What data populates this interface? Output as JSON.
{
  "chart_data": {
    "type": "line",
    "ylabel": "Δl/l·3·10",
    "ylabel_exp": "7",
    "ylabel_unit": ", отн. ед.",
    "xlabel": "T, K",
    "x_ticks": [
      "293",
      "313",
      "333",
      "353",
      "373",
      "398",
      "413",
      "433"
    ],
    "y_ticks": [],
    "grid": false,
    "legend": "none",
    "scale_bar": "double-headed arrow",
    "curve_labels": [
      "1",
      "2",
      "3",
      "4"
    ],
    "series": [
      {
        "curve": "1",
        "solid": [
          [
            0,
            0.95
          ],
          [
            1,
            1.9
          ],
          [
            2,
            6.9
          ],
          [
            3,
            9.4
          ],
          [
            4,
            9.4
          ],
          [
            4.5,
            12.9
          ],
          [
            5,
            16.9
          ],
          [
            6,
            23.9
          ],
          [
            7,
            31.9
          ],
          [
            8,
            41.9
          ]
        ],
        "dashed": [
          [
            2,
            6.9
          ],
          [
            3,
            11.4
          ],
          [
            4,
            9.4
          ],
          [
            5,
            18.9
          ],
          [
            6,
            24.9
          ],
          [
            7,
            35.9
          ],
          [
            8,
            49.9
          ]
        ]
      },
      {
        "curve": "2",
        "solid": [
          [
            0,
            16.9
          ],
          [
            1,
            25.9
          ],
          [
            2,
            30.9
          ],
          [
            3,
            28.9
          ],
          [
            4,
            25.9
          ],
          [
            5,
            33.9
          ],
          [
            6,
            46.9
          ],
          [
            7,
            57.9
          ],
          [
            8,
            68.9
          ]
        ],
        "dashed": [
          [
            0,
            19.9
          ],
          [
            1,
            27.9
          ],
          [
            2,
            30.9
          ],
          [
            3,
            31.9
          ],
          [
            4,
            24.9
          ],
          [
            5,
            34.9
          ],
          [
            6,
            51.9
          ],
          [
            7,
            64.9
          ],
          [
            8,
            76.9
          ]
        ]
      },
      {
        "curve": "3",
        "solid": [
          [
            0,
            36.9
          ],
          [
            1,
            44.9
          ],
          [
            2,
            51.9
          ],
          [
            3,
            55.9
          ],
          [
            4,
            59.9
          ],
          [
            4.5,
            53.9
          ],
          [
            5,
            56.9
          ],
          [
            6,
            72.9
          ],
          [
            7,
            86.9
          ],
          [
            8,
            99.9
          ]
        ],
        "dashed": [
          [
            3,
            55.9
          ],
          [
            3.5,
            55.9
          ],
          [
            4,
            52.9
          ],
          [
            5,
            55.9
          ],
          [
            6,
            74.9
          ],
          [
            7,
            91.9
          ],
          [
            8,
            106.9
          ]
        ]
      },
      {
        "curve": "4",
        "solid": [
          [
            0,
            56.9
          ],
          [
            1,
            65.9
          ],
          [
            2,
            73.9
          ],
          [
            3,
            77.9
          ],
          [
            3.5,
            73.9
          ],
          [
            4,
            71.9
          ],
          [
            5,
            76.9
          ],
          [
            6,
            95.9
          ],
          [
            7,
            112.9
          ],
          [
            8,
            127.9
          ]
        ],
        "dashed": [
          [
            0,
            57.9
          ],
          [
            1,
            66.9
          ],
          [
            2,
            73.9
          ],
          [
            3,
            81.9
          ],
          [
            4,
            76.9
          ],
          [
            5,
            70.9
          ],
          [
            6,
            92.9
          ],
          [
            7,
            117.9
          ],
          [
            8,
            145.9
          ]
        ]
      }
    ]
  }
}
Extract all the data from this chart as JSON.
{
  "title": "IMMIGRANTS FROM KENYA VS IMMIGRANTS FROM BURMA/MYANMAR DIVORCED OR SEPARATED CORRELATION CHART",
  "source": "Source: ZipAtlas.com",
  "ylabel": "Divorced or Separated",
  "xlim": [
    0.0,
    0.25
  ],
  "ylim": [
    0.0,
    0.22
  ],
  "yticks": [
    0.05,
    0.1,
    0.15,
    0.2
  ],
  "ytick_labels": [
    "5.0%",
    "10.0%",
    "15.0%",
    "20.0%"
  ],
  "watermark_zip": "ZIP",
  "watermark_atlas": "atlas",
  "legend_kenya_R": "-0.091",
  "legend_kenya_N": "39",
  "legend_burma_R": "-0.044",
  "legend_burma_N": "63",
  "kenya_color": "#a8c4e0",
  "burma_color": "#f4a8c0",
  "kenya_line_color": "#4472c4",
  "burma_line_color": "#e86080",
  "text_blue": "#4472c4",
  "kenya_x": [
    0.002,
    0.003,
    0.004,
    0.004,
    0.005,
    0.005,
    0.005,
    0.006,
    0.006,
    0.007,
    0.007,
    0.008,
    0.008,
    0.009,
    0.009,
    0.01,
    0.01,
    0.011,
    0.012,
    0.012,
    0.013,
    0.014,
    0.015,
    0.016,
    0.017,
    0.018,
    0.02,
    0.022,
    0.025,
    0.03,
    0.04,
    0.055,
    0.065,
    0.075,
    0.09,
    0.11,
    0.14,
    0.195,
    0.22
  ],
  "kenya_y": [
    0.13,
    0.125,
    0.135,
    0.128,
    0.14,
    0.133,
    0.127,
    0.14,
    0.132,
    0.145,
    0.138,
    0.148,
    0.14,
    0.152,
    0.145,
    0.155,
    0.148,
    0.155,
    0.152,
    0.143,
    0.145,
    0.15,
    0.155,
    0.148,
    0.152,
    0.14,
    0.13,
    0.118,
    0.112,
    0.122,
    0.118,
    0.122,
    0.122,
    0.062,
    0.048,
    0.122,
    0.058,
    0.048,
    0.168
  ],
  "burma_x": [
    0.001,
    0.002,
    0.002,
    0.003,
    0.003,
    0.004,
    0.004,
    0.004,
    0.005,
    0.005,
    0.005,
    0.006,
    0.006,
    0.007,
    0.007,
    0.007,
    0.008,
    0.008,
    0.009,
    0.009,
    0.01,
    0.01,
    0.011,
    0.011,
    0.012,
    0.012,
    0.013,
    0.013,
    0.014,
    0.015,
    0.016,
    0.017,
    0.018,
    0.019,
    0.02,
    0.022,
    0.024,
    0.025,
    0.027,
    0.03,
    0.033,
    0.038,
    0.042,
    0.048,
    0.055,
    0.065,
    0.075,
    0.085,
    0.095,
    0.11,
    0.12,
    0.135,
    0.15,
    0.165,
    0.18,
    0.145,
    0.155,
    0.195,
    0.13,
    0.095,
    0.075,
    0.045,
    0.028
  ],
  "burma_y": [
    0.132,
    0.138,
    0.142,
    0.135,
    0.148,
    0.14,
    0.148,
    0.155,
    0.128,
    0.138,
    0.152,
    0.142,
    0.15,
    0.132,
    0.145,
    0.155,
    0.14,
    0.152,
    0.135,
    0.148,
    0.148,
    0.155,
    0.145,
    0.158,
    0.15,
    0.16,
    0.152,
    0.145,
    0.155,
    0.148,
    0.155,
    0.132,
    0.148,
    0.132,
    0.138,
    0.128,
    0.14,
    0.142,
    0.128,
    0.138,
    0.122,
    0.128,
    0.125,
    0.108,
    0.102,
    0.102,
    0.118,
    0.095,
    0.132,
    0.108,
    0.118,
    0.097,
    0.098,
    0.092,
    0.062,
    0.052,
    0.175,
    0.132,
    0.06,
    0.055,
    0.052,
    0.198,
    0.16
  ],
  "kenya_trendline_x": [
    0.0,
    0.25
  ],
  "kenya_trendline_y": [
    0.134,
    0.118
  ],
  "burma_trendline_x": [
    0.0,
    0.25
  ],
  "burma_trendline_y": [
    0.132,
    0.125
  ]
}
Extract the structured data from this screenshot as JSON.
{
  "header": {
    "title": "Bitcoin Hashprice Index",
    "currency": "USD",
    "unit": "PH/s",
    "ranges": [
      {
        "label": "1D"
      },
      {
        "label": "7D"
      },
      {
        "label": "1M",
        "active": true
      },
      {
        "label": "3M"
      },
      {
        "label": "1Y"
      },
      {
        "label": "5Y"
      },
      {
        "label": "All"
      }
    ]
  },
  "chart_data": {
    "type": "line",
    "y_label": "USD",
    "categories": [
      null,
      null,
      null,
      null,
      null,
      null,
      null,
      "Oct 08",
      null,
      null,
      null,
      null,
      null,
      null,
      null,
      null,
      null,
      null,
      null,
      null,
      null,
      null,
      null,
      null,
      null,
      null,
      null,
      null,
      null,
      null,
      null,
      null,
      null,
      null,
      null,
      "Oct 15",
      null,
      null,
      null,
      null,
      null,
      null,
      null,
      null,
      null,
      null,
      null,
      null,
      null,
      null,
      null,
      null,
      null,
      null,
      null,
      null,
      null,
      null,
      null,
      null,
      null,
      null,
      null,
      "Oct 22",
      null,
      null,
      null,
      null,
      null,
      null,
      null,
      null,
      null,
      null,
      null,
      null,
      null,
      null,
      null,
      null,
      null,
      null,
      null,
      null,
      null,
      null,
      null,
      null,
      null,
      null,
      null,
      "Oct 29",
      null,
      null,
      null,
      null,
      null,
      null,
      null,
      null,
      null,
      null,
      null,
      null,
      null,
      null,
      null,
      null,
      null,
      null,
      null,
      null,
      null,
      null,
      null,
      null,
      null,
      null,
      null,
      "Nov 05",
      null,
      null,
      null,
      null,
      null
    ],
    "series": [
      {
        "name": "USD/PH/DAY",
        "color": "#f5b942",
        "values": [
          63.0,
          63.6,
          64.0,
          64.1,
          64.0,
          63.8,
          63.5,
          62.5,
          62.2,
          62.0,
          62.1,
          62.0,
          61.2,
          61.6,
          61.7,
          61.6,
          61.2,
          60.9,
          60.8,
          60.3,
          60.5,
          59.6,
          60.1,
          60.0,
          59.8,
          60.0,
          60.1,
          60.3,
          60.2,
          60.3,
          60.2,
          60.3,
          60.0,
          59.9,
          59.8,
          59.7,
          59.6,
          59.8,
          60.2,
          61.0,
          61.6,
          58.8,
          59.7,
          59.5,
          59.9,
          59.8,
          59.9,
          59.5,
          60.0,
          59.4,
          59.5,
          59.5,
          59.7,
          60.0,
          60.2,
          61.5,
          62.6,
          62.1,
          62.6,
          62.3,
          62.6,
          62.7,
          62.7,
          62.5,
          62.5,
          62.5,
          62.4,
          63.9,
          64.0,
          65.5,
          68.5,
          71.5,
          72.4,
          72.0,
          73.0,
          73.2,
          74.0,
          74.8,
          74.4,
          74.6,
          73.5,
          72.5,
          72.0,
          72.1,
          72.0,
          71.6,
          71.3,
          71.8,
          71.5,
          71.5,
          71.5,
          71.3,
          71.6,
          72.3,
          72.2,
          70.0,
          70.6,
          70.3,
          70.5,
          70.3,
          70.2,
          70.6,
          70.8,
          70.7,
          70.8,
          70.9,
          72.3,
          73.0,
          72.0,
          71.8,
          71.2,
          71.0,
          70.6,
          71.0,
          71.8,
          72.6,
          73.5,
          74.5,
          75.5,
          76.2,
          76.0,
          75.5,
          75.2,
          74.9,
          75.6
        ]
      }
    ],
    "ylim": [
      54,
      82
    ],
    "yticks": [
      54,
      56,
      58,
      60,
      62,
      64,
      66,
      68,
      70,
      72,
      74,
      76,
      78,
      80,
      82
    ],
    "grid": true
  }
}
------
Given task :: Look through the entries and find each line that has the string "JSON". Copy those lines.

Response for this exercise ::
What data populates this interface? Output as JSON.
Extract all the data from this chart as JSON.
Extract the structured data from this screenshot as JSON.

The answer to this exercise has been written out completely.